Problem to work on:
Print the data that follows exactly.

Items from a dataset:
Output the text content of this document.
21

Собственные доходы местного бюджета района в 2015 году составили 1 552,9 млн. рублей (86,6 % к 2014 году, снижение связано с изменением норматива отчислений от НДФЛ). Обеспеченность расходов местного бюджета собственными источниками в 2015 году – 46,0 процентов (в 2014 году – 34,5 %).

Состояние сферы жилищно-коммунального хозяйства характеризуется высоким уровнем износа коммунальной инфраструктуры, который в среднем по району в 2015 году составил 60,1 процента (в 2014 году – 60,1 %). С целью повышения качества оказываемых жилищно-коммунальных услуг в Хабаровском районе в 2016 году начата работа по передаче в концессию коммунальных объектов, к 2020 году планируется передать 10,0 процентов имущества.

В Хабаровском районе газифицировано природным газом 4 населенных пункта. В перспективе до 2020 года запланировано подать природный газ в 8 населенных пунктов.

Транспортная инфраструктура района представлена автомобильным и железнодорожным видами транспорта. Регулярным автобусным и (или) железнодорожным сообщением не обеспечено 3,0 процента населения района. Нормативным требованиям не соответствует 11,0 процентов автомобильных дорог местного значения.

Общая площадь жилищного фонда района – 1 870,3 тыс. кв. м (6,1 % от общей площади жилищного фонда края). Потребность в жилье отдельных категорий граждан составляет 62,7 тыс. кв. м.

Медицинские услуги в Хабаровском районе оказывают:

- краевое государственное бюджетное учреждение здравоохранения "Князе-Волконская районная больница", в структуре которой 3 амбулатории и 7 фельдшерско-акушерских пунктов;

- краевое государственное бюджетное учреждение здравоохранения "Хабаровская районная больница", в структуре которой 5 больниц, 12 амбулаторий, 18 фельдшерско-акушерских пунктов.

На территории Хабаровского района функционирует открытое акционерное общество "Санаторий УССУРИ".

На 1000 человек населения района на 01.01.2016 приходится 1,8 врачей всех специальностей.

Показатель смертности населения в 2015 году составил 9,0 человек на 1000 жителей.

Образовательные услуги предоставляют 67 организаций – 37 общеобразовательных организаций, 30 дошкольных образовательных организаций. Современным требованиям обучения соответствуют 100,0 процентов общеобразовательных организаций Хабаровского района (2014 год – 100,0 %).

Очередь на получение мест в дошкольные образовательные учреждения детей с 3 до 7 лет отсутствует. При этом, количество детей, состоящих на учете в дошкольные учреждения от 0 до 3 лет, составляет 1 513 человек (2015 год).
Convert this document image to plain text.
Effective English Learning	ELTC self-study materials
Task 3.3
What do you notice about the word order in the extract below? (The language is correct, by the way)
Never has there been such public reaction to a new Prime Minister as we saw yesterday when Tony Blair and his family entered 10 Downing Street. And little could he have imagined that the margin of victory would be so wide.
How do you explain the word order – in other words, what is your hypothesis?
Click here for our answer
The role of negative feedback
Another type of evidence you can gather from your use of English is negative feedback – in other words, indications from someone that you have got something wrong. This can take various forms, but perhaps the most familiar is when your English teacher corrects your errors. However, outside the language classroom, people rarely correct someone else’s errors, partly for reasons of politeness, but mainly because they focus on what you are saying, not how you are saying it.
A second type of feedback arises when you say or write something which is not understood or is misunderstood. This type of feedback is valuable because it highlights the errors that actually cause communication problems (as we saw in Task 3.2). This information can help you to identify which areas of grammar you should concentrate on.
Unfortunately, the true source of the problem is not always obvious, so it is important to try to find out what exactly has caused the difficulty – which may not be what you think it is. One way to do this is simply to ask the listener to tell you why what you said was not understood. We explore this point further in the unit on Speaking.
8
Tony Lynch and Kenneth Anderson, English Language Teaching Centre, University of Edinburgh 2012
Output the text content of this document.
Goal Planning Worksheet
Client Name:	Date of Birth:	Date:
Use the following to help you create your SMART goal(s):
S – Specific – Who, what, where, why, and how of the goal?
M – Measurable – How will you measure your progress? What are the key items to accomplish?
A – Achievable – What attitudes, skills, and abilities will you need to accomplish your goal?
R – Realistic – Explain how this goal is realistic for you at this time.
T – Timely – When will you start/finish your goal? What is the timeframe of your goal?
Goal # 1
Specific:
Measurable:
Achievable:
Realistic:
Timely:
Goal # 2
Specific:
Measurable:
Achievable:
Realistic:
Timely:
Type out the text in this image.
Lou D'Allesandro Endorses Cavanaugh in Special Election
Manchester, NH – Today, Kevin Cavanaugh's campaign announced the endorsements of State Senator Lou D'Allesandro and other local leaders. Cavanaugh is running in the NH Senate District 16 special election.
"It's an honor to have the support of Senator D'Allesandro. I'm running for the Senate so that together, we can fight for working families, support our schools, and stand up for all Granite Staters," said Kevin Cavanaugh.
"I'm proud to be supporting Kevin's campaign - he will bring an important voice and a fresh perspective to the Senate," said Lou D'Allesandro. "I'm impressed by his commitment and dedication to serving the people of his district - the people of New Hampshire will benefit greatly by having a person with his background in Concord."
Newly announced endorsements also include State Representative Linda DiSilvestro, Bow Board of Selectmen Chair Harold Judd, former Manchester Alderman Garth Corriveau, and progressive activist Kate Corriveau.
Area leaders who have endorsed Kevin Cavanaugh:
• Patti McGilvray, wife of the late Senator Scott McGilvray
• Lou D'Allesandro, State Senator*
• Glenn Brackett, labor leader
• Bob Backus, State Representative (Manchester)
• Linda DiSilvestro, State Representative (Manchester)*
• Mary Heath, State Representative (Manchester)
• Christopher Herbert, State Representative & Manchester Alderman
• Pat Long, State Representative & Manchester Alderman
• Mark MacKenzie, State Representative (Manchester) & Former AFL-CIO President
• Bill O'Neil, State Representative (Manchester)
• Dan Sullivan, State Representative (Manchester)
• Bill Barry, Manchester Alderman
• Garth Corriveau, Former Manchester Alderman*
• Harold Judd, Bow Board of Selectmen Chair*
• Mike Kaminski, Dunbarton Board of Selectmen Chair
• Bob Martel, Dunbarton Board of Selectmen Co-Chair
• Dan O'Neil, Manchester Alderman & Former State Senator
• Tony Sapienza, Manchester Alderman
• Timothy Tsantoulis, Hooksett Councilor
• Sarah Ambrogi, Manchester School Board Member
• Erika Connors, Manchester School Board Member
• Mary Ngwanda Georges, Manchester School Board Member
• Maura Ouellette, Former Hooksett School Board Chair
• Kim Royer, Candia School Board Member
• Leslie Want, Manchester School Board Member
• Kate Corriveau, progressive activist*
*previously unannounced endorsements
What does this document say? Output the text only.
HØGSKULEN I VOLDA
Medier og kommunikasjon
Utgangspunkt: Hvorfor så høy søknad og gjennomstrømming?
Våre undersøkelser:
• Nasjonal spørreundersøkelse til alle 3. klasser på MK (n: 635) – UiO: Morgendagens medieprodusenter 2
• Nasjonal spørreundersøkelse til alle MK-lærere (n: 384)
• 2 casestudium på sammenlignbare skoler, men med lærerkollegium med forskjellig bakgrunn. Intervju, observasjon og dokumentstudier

Result of the task:
Output the text content of this document.
21

Собственные доходы местного бюджета района в 2015 году составили 1 552,9 млн. рублей (86,6 % к 2014 году, снижение связано с изменением норматива отчислений от НДФЛ). Обеспеченность расходов местного бюджета собственными источниками в 2015 году – 46,0 процентов (в 2014 году – 34,5 %).

Состояние сферы жилищно-коммунального хозяйства характеризуется высоким уровнем износа коммунальной инфраструктуры, который в среднем по району в 2015 году составил 60,1 процента (в 2014 году – 60,1 %). С целью повышения качества оказываемых жилищно-коммунальных услуг в Хабаровском районе в 2016 году начата работа по передаче в концессию коммунальных объектов, к 2020 году планируется передать 10,0 процентов имущества.

В Хабаровском районе газифицировано природным газом 4 населенных пункта. В перспективе до 2020 года запланировано подать природный газ в 8 населенных пунктов.

Транспортная инфраструктура района представлена автомобильным и железнодорожным видами транспорта. Регулярным автобусным и (или) железнодорожным сообщением не обеспечено 3,0 процента населения района. Нормативным требованиям не соответствует 11,0 процентов автомобильных дорог местного значения.

Общая площадь жилищного фонда района – 1 870,3 тыс. кв. м (6,1 % от общей площади жилищного фонда края). Потребность в жилье отдельных категорий граждан составляет 62,7 тыс. кв. м.

Медицинские услуги в Хабаровском районе оказывают:

- краевое государственное бюджетное учреждение здравоохранения "Князе-Волконская районная больница", в структуре которой 3 амбулатории и 7 фельдшерско-акушерских пунктов;

- краевое государственное бюджетное учреждение здравоохранения "Хабаровская районная больница", в структуре которой 5 больниц, 12 амбулаторий, 18 фельдшерско-акушерских пунктов.

На территории Хабаровского района функционирует открытое акционерное общество "Санаторий УССУРИ".

На 1000 человек населения района на 01.01.2016 приходится 1,8 врачей всех специальностей.

Показатель смертности населения в 2015 году составил 9,0 человек на 1000 жителей.

Образовательные услуги предоставляют 67 организаций – 37 общеобразовательных организаций, 30 дошкольных образовательных организаций. Современным требованиям обучения соответствуют 100,0 процентов общеобразовательных организаций Хабаровского района (2014 год – 100,0 %).

Очередь на получение мест в дошкольные образовательные учреждения детей с 3 до 7 лет отсутствует. При этом, количество детей, состоящих на учете в дошкольные учреждения от 0 до 3 лет, составляет 1 513 человек (2015 год).
Convert this document image to plain text.
Effective English Learning	ELTC self-study materials
Task 3.3
What do you notice about the word order in the extract below? (The language is correct, by the way)
Never has there been such public reaction to a new Prime Minister as we saw yesterday when Tony Blair and his family entered 10 Downing Street. And little could he have imagined that the margin of victory would be so wide.
How do you explain the word order – in other words, what is your hypothesis?
Click here for our answer
The role of negative feedback
Another type of evidence you can gather from your use of English is negative feedback – in other words, indications from someone that you have got something wrong. This can take various forms, but perhaps the most familiar is when your English teacher corrects your errors. However, outside the language classroom, people rarely correct someone else’s errors, partly for reasons of politeness, but mainly because they focus on what you are saying, not how you are saying it.
A second type of feedback arises when you say or write something which is not understood or is misunderstood. This type of feedback is valuable because it highlights the errors that actually cause communication problems (as we saw in Task 3.2). This information can help you to identify which areas of grammar you should concentrate on.
Unfortunately, the true source of the problem is not always obvious, so it is important to try to find out what exactly has caused the difficulty – which may not be what you think it is. One way to do this is simply to ask the listener to tell you why what you said was not understood. We explore this point further in the unit on Speaking.
8
Tony Lynch and Kenneth Anderson, English Language Teaching Centre, University of Edinburgh 2012
Output the text content of this document.
Goal Planning Worksheet
Client Name:	Date of Birth:	Date:
Use the following to help you create your SMART goal(s):
S – Specific – Who, what, where, why, and how of the goal?
M – Measurable – How will you measure your progress? What are the key items to accomplish?
A – Achievable – What attitudes, skills, and abilities will you need to accomplish your goal?
R – Realistic – Explain how this goal is realistic for you at this time.
T – Timely – When will you start/finish your goal? What is the timeframe of your goal?
Goal # 1
Specific:
Measurable:
Achievable:
Realistic:
Timely:
Goal # 2
Specific:
Measurable:
Achievable:
Realistic:
Timely:
Type out the text in this image.
Lou D'Allesandro Endorses Cavanaugh in Special Election
Manchester, NH – Today, Kevin Cavanaugh's campaign announced the endorsements of State Senator Lou D'Allesandro and other local leaders. Cavanaugh is running in the NH Senate District 16 special election.
"It's an honor to have the support of Senator D'Allesandro. I'm running for the Senate so that together, we can fight for working families, support our schools, and stand up for all Granite Staters," said Kevin Cavanaugh.
"I'm proud to be supporting Kevin's campaign - he will bring an important voice and a fresh perspective to the Senate," said Lou D'Allesandro. "I'm impressed by his commitment and dedication to serving the people of his district - the people of New Hampshire will benefit greatly by having a person with his background in Concord."
Newly announced endorsements also include State Representative Linda DiSilvestro, Bow Board of Selectmen Chair Harold Judd, former Manchester Alderman Garth Corriveau, and progressive activist Kate Corriveau.
Area leaders who have endorsed Kevin Cavanaugh:
• Patti McGilvray, wife of the late Senator Scott McGilvray
• Lou D'Allesandro, State Senator*
• Glenn Brackett, labor leader
• Bob Backus, State Representative (Manchester)
• Linda DiSilvestro, State Representative (Manchester)*
• Mary Heath, State Representative (Manchester)
• Christopher Herbert, State Representative & Manchester Alderman
• Pat Long, State Representative & Manchester Alderman
• Mark MacKenzie, State Representative (Manchester) & Former AFL-CIO President
• Bill O'Neil, State Representative (Manchester)
• Dan Sullivan, State Representative (Manchester)
• Bill Barry, Manchester Alderman
• Garth Corriveau, Former Manchester Alderman*
• Harold Judd, Bow Board of Selectmen Chair*
• Mike Kaminski, Dunbarton Board of Selectmen Chair
• Bob Martel, Dunbarton Board of Selectmen Co-Chair
• Dan O'Neil, Manchester Alderman & Former State Senator
• Tony Sapienza, Manchester Alderman
• Timothy Tsantoulis, Hooksett Councilor
• Sarah Ambrogi, Manchester School Board Member
• Erika Connors, Manchester School Board Member
• Mary Ngwanda Georges, Manchester School Board Member
• Maura Ouellette, Former Hooksett School Board Chair
• Kim Royer, Candia School Board Member
• Leslie Want, Manchester School Board Member
• Kate Corriveau, progressive activist*
*previously unannounced endorsements
What does this document say? Output the text only.
HØGSKULEN I VOLDA
Medier og kommunikasjon
Utgangspunkt: Hvorfor så høy søknad og gjennomstrømming?
Våre undersøkelser:
• Nasjonal spørreundersøkelse til alle 3. klasser på MK (n: 635) – UiO: Morgendagens medieprodusenter 2
• Nasjonal spørreundersøkelse til alle MK-lærere (n: 384)
• 2 casestudium på sammenlignbare skoler, men med lærerkollegium med forskjellig bakgrunn. Intervju, observasjon og dokumentstudier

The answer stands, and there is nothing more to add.